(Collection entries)
+ + + +

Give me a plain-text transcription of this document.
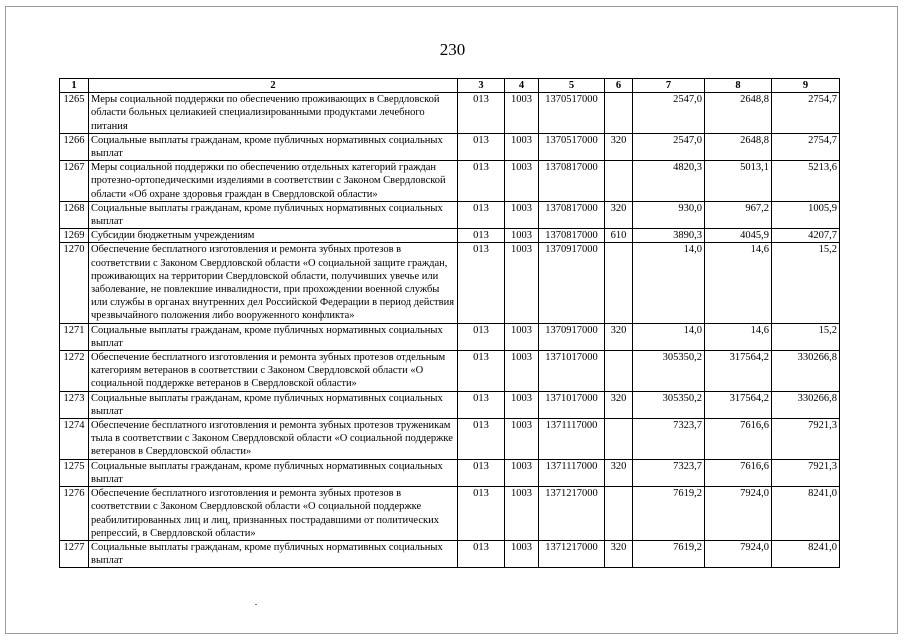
230
1	2	3	4	5	6	7	8	9
1265	Меры социальной поддержки по обеспечению проживающих в Свердловской области больных целиакией специализированными продуктами лечебного питания	013	1003	1370517000		2547,0	2648,8	2754,7
1266	Социальные выплаты гражданам, кроме публичных нормативных социальных выплат	013	1003	1370517000	320	2547,0	2648,8	2754,7
1267	Меры социальной поддержки по обеспечению отдельных категорий граждан протезно-ортопедическими изделиями в соответствии с Законом Свердловской области «Об охране здоровья граждан в Свердловской области»	013	1003	1370817000		4820,3	5013,1	5213,6
1268	Социальные выплаты гражданам, кроме публичных нормативных социальных выплат	013	1003	1370817000	320	930,0	967,2	1005,9
1269	Субсидии бюджетным учреждениям	013	1003	1370817000	610	3890,3	4045,9	4207,7
1270	Обеспечение бесплатного изготовления и ремонта зубных протезов в соответствии с Законом Свердловской области «О социальной защите граждан, проживающих на территории Свердловской области, получивших увечье или заболевание, не повлекшие инвалидности, при прохождении военной службы или службы в органах внутренних дел Российской Федерации в период действия чрезвычайного положения либо вооруженного конфликта»	013	1003	1370917000		14,0	14,6	15,2
1271	Социальные выплаты гражданам, кроме публичных нормативных социальных выплат	013	1003	1370917000	320	14,0	14,6	15,2
1272	Обеспечение бесплатного изготовления и ремонта зубных протезов отдельным категориям ветеранов в соответствии с Законом Свердловской области «О социальной поддержке ветеранов в Свердловской области»	013	1003	1371017000		305350,2	317564,2	330266,8
1273	Социальные выплаты гражданам, кроме публичных нормативных социальных выплат	013	1003	1371017000	320	305350,2	317564,2	330266,8
1274	Обеспечение бесплатного изготовления и ремонта зубных протезов труженикам тыла в соответствии с Законом Свердловской области «О социальной поддержке ветеранов в Свердловской области»	013	1003	1371117000		7323,7	7616,6	7921,3
1275	Социальные выплаты гражданам, кроме публичных нормативных социальных выплат	013	1003	1371117000	320	7323,7	7616,6	7921,3
1276	Обеспечение бесплатного изготовления и ремонта зубных протезов в соответствии с Законом Свердловской области «О социальной поддержке реабилитированных лиц и лиц, признанных пострадавшими от политических репрессий, в Свердловской области»	013	1003	1371217000		7619,2	7924,0	8241,0
1277	Социальные выплаты гражданам, кроме публичных нормативных социальных выплат	013	1003	1371217000	320	7619,2	7924,0	8241,0
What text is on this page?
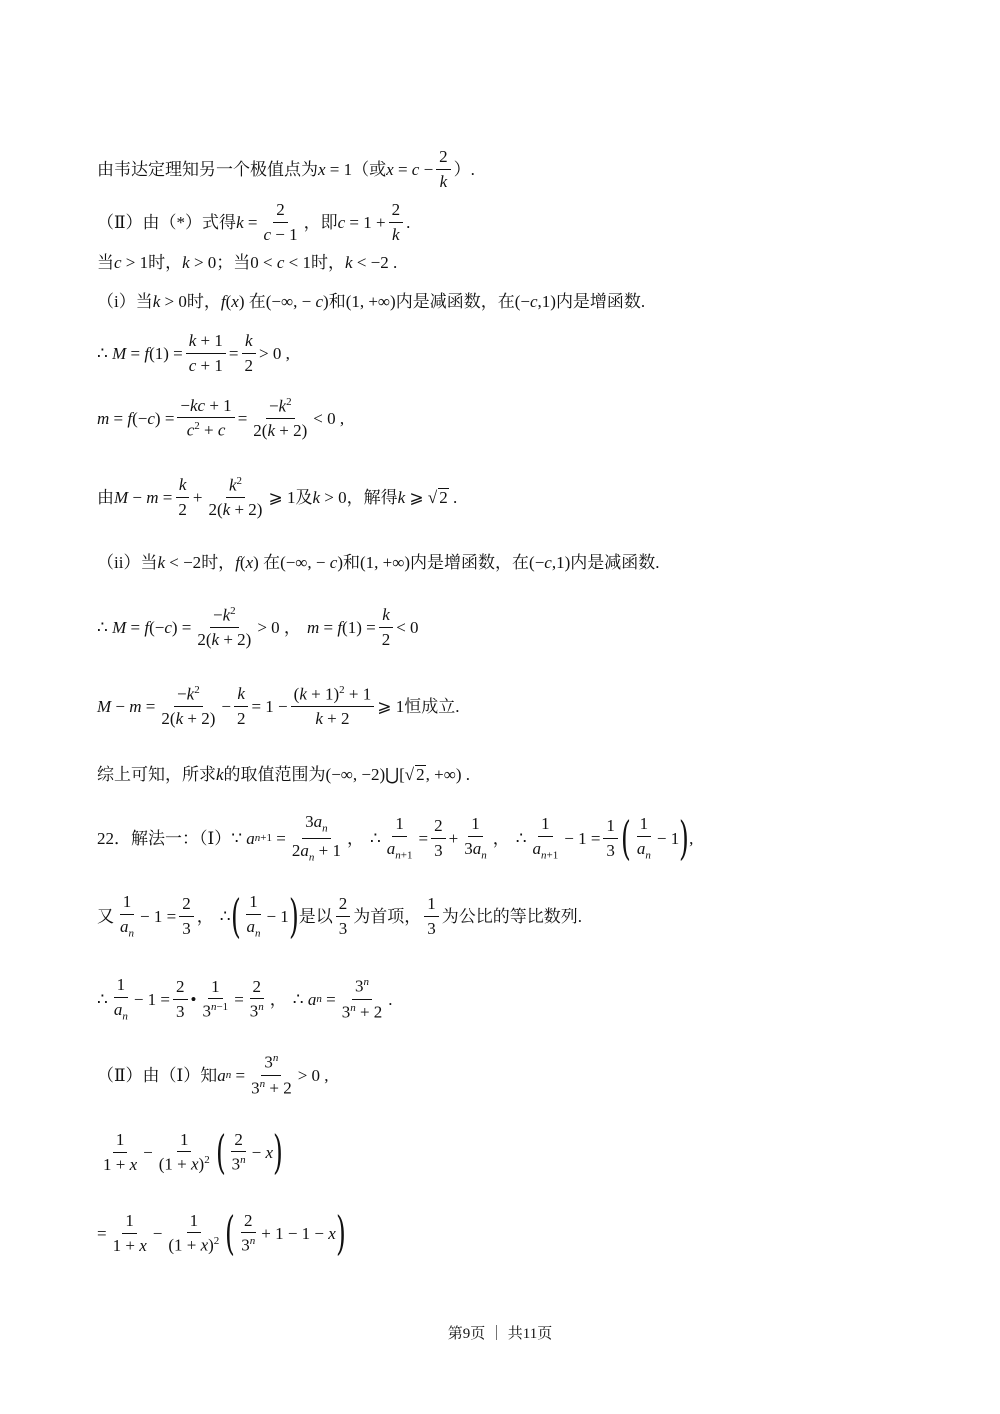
由韦达定理知另一个极值点为 x = 1 （或 $x = c - \frac{2}{k}$ ）.
（Ⅱ）由（*）式得 $k = \frac{2}{c - 1}$ ，即 $c = 1 + \frac{2}{k}$ .
当 c > 1 时， k > 0 ；当 0 < c < 1 时， k < −2 .
（i）当 k > 0 时， f ( x ) 在 (−∞, − c ) 和 (1, +∞) 内是减函数，在 (− c ,1) 内是增函数.
∴ M = f $(1) = \frac{k + 1}{c + 1} = \frac{k}{2} > 0$ ,
m = f (− c ) = $\frac{-kc + 1}{c^2 + c} = \frac{-k^2}{2(k + 2)} < 0$ ,
由 $M - m = \frac{k}{2} + \frac{k^2}{2(k + 2)}$ ⩾ 1 及 k > 0 ，解得 k ⩾ √ 2 .
（ii）当 k < −2 时， f ( x ) 在 (−∞, − c ) 和 (1, +∞) 内是增函数，在 (− c ,1) 内是减函数.
∴ M = f (− c ) = $\frac{-k^2}{2(k + 2)} > 0$ ， m = f $(1) = \frac{k}{2} < 0$
$M - m = \frac{-k^2}{2(k + 2)} - \frac{k}{2} = 1 - \frac{(k + 1)^2 + 1}{k + 2}$ ⩾ 1 恒成立.
综上可知，所求 k 的取值范围为 (−∞, −2)⋃[√ 2 , +∞) .
22．解法一：（Ⅰ） ∵ a $n+1 = \frac{3a_n}{2a_n + 1}$ ，
∴ $\frac{1}{a_{n+1}} = \frac{2}{3} + \frac{1}{3a_n}$ ，
∴ $\frac{1}{a_{n+1}} - 1 = \frac{1}{3}$ ( $\frac{1}{a_n} - 1$ ) ,
又 $\frac{1}{a_n} - 1 = \frac{2}{3}$ ，
∴ ( $\frac{1}{a_n} - 1$ ) 是以 $\frac{2}{3}$ 为首项， $\frac{1}{3}$ 为公比的等比数列.
∴ $\frac{1}{a_n} - 1 = \frac{2}{3}$ • $\frac{1}{3^{n-1}} = \frac{2}{3^n}$ ，
∴ a $n = \frac{3^n}{3^n + 2}$ .
（Ⅱ）由（Ⅰ）知 a $n = \frac{3^n}{3^n + 2} > 0$ ,
$\frac{1}{1 + x} - \frac{1}{(1 + x)^2}$ ( $\frac{2}{3^n} - x$ )
= $\frac{1}{1 + x} - \frac{1}{(1 + x)^2}$ ( $\frac{2}{3^n} + 1 - 1 - x$ )
第9页 ｜ 共11页
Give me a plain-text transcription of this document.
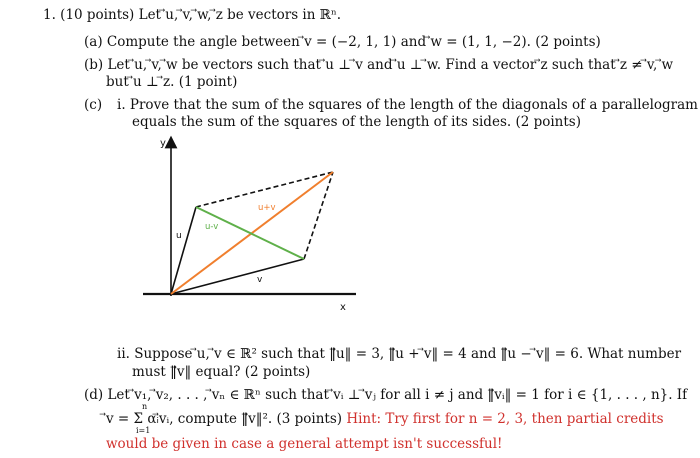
1. (10 points) Let ⃗u, ⃗v, ⃗w, ⃗z be vectors in ℝⁿ.
(a) Compute the angle between ⃗v = (−2, 1, 1) and ⃗w = (1, 1, −2). (2 points)
(b) Let ⃗u, ⃗v, ⃗w be vectors such that ⃗u ⊥ ⃗v and ⃗u ⊥ ⃗w. Find a vector ⃗z such that ⃗z ≠ ⃗v, ⃗w
but ⃗u ⊥ ⃗z. (1 point)
(c) i. Prove that the sum of the squares of the length of the diagonals of a parallelogram
equals the sum of the squares of the length of its sides. (2 points)
y
x
u
v
u+v
u-v
ii. Suppose ⃗u, ⃗v ∈ ℝ² such that ‖⃗u‖ = 3, ‖⃗u + ⃗v‖ = 4 and ‖⃗u − ⃗v‖ = 6. What number
must ‖⃗v‖ equal? (2 points)
(d) Let ⃗v₁, ⃗v₂, . . . , ⃗vₙ ∈ ℝⁿ such that ⃗vᵢ ⊥ ⃗vⱼ for all i ≠ j and ‖⃗vᵢ‖ = 1 for i ∈ {1, . . . , n}. If
n
⃗v = Σ αᵢ⃗vᵢ, compute ‖⃗v‖². (3 points) Hint: Try first for n = 2, 3, then partial credits
i=1
would be given in case a general attempt isn't successful!
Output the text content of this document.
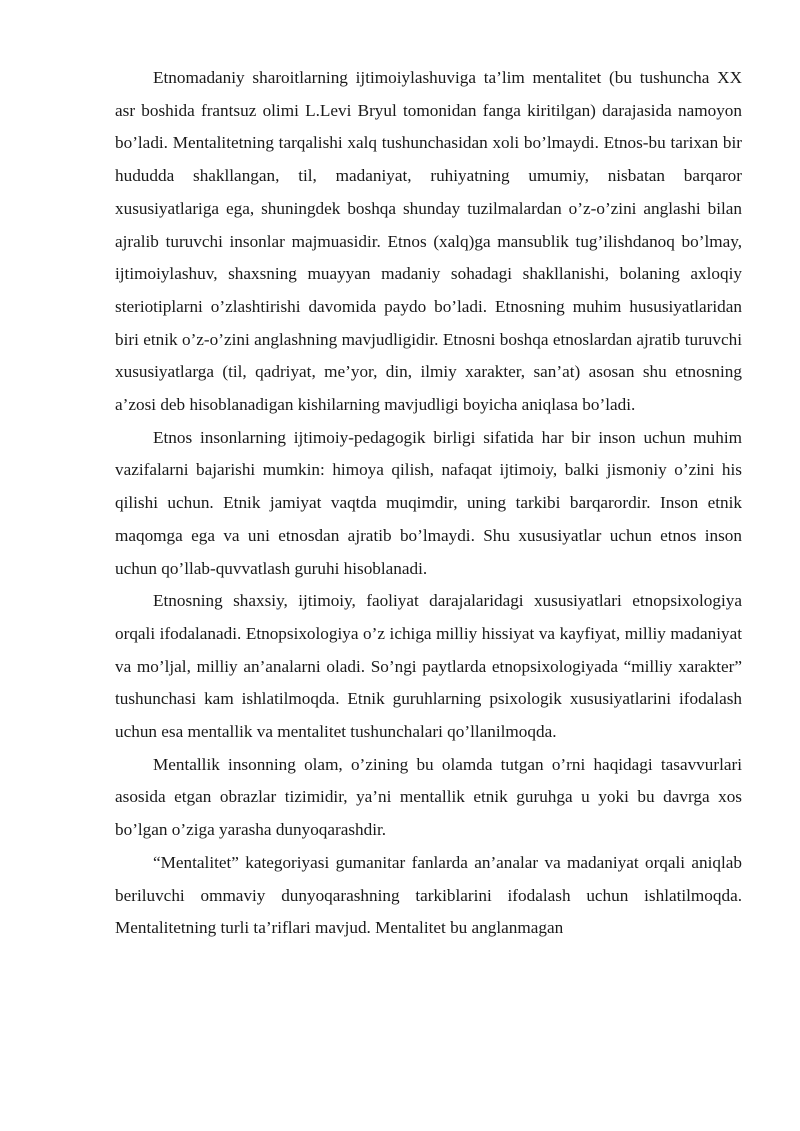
Etnomadaniy sharoitlarning ijtimoiylashuviga ta’lim mentalitet (bu tushuncha XX asr boshida frantsuz olimi L.Levi Bryul tomonidan fanga kiritilgan) darajasida namoyon bo’ladi. Mentalitetning tarqalishi xalq tushunchasidan xoli bo’lmaydi. Etnos-bu tarixan bir hududda shakllangan, til, madaniyat, ruhiyatning umumiy, nisbatan barqaror xususiyatlariga ega, shuningdek boshqa shunday tuzilmalardan o’z-o’zini anglashi bilan ajralib turuvchi insonlar majmuasidir. Etnos (xalq)ga mansublik tug’ilishdanoq bo’lmay, ijtimoiylashuv, shaxsning muayyan madaniy sohadagi shakllanishi, bolaning axloqiy steriotiplarni o’zlashtirishi davomida paydo bo’ladi. Etnosning muhim hususiyatlaridan biri etnik o’z-o’zini anglashning mavjudligidir. Etnosni boshqa etnoslardan ajratib turuvchi xususiyatlarga (til, qadriyat, me’yor, din, ilmiy xarakter, san’at) asosan shu etnosning a’zosi deb hisoblanadigan kishilarning mavjudligi boyicha aniqlasa bo’ladi.

Etnos insonlarning ijtimoiy-pedagogik birligi sifatida har bir inson uchun muhim vazifalarni bajarishi mumkin: himoya qilish, nafaqat ijtimoiy, balki jismoniy o’zini his qilishi uchun. Etnik jamiyat vaqtda muqimdir, uning tarkibi barqarordir. Inson etnik maqomga ega va uni etnosdan ajratib bo’lmaydi. Shu xususiyatlar uchun etnos inson uchun qo’llab-quvvatlash guruhi hisoblanadi.

Etnosning shaxsiy, ijtimoiy, faoliyat darajalaridagi xususiyatlari etnopsixologiya orqali ifodalanadi. Etnopsixologiya o’z ichiga milliy hissiyat va kayfiyat, milliy madaniyat va mo’ljal, milliy an’analarni oladi. So’ngi paytlarda etnopsixologiyada “milliy xarakter” tushunchasi kam ishlatilmoqda. Etnik guruhlarning psixologik xususiyatlarini ifodalash uchun esa mentallik va mentalitet tushunchalari qo’llanilmoqda.

Mentallik insonning olam, o’zining bu olamda tutgan o’rni haqidagi tasavvurlari asosida etgan obrazlar tizimidir, ya’ni mentallik etnik guruhga u yoki bu davrga xos bo’lgan o’ziga yarasha dunyoqarashdir.

“Mentalitet” kategoriyasi gumanitar fanlarda an’analar va madaniyat orqali aniqlab beriluvchi ommaviy dunyoqarashning tarkiblarini ifodalash uchun ishlatilmoqda. Mentalitetning turli ta’riflari mavjud. Mentalitet bu anglanmagan
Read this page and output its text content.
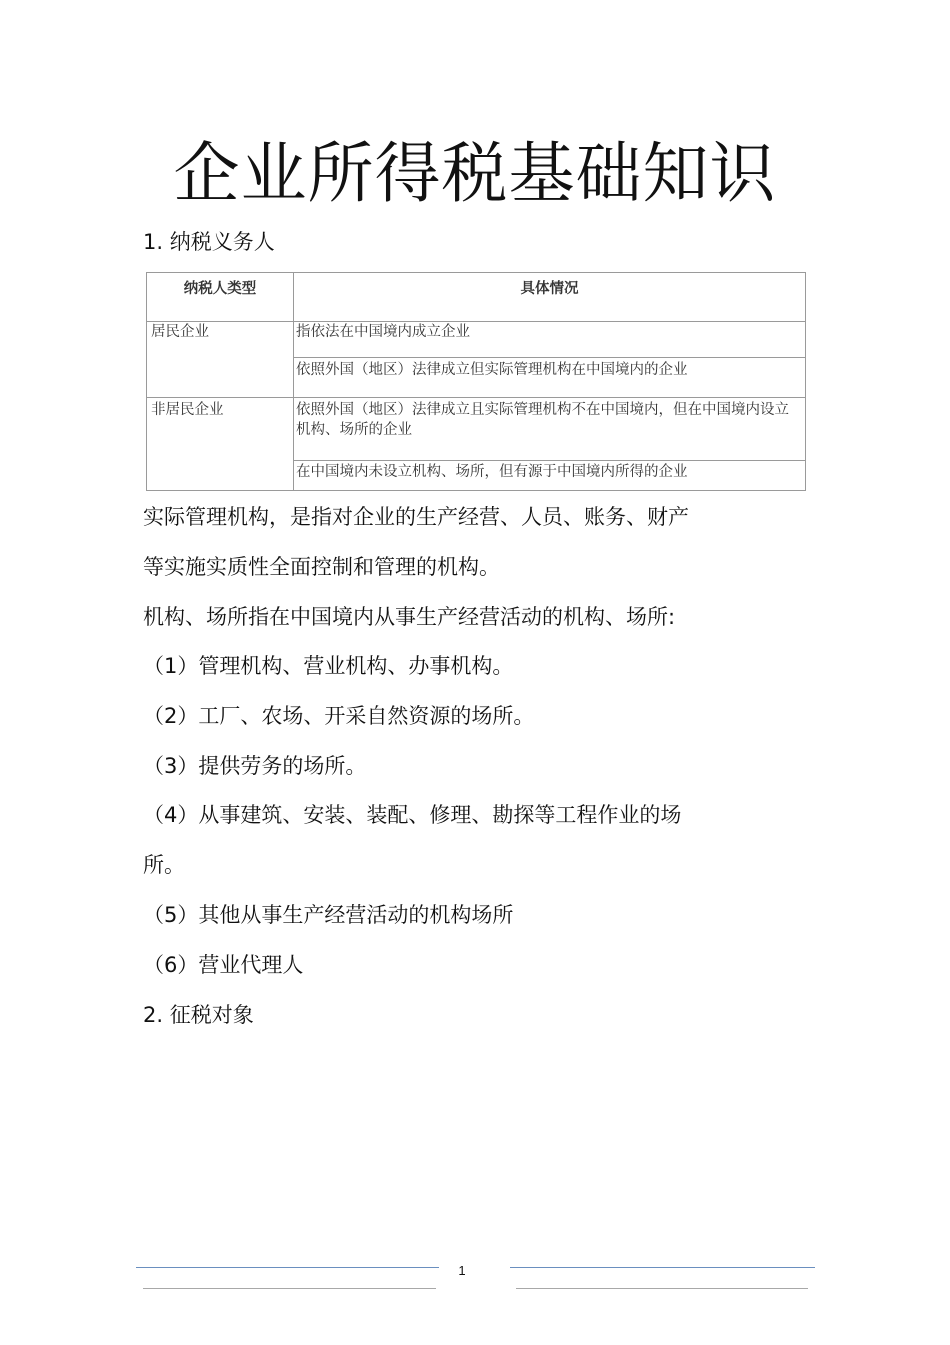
企业所得税基础知识
1. 纳税义务人
纳税人类型	具体情况
居民企业	指依法在中国境内成立企业
	依照外国（地区）法律成立但实际管理机构在中国境内的企业
非居民企业	依照外国（地区）法律成立且实际管理机构不在中国境内，但在中国境内设立机构、场所的企业
	在中国境内未设立机构、场所，但有源于中国境内所得的企业
实际管理机构，是指对企业的生产经营、人员、账务、财产
等实施实质性全面控制和管理的机构。
机构、场所指在中国境内从事生产经营活动的机构、场所:
（1）管理机构、营业机构、办事机构。
（2）工厂、农场、开采自然资源的场所。
（3）提供劳务的场所。
（4）从事建筑、安装、装配、修理、勘探等工程作业的场
所。
（5）其他从事生产经营活动的机构场所
（6）营业代理人
2. 征税对象
1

+ + + +

> What this task involves
Of the lines above, copy each that contains "ветеранов".

> Reply
1272	Обеспечение бесплатного изготовления и ремонта зубных протезов отдельным категориям ветеранов в соответствии с Законом Свердловской области «О социальной поддержке ветеранов в Свердловской области»	013	1003	1371017000		305350,2	317564,2	330266,8
1274	Обеспечение бесплатного изготовления и ремонта зубных протезов труженикам тыла в соответствии с Законом Свердловской области «О социальной поддержке ветеранов в Свердловской области»	013	1003	1371117000		7323,7	7616,6	7921,3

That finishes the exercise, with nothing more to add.